PROBLEM >> Where does the string "mother" appear in the records? Copy every line that contains it.

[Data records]
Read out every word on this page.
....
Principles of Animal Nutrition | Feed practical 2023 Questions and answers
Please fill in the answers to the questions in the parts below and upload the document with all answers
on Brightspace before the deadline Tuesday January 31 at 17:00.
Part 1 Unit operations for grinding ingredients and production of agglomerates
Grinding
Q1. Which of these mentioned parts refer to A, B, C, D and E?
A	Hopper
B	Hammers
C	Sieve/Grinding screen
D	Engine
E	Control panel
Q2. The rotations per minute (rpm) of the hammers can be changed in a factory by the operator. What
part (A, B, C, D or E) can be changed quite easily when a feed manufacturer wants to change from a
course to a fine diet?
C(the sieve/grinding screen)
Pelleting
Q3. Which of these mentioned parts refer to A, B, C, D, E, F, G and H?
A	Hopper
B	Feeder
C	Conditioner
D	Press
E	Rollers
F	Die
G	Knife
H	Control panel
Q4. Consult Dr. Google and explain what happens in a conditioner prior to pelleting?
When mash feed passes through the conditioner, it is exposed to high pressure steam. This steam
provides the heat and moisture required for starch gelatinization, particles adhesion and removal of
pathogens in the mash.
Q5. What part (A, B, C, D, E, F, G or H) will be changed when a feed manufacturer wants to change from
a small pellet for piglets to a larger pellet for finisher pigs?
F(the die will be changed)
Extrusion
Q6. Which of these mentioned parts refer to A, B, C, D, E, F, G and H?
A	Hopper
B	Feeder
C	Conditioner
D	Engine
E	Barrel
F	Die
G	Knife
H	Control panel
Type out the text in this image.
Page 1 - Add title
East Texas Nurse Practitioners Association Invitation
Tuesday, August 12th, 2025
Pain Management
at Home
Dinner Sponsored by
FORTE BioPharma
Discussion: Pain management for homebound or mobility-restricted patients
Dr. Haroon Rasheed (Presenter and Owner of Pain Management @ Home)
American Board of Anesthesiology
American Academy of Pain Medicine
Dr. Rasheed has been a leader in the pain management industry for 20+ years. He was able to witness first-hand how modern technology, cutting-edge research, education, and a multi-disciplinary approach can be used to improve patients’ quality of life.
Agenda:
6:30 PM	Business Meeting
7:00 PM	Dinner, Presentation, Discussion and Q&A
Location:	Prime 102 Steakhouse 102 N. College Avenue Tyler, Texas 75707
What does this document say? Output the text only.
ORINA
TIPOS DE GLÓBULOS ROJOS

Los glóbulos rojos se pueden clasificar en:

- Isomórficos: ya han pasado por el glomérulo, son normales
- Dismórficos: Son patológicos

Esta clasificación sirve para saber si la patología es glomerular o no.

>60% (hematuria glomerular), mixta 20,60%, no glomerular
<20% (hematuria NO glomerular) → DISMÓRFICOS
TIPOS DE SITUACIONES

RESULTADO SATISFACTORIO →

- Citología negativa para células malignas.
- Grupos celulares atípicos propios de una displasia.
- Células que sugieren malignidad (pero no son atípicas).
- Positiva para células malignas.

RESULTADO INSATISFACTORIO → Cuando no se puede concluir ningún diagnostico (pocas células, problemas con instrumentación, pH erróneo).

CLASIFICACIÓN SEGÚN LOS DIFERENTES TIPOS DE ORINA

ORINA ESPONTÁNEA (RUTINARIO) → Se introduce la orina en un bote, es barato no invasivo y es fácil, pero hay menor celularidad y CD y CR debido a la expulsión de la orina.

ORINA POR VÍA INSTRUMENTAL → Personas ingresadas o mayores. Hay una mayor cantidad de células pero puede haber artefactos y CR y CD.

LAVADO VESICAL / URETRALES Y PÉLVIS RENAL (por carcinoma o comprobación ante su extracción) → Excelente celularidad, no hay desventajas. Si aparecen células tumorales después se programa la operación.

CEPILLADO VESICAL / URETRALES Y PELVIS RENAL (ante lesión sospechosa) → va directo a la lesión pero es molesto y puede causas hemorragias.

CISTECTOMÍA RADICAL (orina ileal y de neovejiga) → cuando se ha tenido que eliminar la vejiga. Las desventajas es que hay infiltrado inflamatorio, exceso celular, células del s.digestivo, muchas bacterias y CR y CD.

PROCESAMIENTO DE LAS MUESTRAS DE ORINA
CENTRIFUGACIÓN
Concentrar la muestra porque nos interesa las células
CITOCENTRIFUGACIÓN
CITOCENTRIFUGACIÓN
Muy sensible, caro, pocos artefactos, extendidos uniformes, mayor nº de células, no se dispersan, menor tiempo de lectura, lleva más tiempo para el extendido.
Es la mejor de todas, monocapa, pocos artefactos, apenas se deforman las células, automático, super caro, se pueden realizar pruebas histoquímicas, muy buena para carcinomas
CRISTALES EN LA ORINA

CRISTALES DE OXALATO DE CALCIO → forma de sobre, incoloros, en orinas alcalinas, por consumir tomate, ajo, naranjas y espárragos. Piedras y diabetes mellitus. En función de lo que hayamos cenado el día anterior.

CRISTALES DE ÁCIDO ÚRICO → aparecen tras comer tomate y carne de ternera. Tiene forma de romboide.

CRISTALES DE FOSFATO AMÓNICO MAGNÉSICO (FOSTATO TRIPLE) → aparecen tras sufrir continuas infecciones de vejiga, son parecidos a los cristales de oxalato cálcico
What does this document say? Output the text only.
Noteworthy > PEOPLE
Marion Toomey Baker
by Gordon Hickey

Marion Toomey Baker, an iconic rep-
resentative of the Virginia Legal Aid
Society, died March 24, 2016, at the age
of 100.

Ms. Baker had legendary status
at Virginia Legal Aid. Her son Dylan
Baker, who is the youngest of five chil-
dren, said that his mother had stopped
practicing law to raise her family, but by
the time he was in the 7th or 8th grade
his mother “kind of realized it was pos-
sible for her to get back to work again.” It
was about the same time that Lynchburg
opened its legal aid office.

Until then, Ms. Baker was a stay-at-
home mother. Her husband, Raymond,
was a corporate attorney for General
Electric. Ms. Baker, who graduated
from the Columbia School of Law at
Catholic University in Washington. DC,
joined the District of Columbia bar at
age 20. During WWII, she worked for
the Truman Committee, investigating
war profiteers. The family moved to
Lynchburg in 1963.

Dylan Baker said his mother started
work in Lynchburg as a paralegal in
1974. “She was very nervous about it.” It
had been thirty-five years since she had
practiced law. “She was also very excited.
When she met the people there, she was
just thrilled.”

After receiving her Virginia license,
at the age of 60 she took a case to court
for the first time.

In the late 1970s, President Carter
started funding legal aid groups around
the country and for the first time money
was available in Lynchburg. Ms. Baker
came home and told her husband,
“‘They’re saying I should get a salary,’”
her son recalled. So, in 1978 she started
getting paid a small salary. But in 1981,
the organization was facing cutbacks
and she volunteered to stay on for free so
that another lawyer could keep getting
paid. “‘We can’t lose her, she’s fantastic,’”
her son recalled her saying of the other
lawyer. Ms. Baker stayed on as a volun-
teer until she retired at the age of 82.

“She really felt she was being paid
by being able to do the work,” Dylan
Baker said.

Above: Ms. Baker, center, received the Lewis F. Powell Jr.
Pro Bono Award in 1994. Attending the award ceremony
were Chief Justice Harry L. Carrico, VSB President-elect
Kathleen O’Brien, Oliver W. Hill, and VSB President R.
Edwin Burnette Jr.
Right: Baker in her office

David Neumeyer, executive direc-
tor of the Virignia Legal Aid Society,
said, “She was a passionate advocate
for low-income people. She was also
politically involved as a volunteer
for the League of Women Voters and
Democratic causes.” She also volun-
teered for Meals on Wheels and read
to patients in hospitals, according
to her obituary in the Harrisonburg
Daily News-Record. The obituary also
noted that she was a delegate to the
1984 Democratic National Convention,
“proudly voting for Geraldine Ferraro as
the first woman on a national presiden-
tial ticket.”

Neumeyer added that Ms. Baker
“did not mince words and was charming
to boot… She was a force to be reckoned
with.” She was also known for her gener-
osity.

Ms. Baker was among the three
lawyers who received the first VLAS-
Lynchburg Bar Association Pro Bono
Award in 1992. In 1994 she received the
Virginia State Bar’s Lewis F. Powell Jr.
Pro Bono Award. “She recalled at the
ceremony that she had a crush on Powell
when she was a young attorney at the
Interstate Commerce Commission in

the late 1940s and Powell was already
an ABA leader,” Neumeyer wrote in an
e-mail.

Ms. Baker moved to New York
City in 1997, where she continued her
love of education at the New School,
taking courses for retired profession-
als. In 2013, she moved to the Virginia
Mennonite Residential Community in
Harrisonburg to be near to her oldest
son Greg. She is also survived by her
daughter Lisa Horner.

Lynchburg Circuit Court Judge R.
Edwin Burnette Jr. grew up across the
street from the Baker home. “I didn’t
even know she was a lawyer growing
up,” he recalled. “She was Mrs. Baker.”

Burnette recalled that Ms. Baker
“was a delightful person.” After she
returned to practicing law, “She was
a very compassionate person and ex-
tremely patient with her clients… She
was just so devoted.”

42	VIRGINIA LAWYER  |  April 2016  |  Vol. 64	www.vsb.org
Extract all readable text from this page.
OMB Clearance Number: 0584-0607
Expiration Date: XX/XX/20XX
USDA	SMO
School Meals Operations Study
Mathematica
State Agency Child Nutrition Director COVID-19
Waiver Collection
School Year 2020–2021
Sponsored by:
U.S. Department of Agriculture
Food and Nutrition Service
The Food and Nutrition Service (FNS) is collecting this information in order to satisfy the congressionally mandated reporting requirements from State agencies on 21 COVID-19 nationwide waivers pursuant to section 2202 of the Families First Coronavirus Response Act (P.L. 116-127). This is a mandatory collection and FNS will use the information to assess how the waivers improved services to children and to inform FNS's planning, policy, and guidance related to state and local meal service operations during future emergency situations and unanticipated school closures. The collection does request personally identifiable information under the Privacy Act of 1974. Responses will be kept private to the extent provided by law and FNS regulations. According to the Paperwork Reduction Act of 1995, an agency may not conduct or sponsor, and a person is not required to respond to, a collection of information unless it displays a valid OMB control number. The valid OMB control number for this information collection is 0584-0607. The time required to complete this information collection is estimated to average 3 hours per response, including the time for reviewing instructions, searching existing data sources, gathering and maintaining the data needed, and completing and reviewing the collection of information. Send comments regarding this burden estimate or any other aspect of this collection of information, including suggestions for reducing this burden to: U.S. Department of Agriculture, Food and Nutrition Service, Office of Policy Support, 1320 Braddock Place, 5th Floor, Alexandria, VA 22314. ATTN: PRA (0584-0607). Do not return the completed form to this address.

OUTPUT FOR THIS EXERCISE >>
dren, said that his mother had stopped
his mother “kind of realized it was pos-
home mother. Her husband, Raymond,
Dylan Baker said his mother started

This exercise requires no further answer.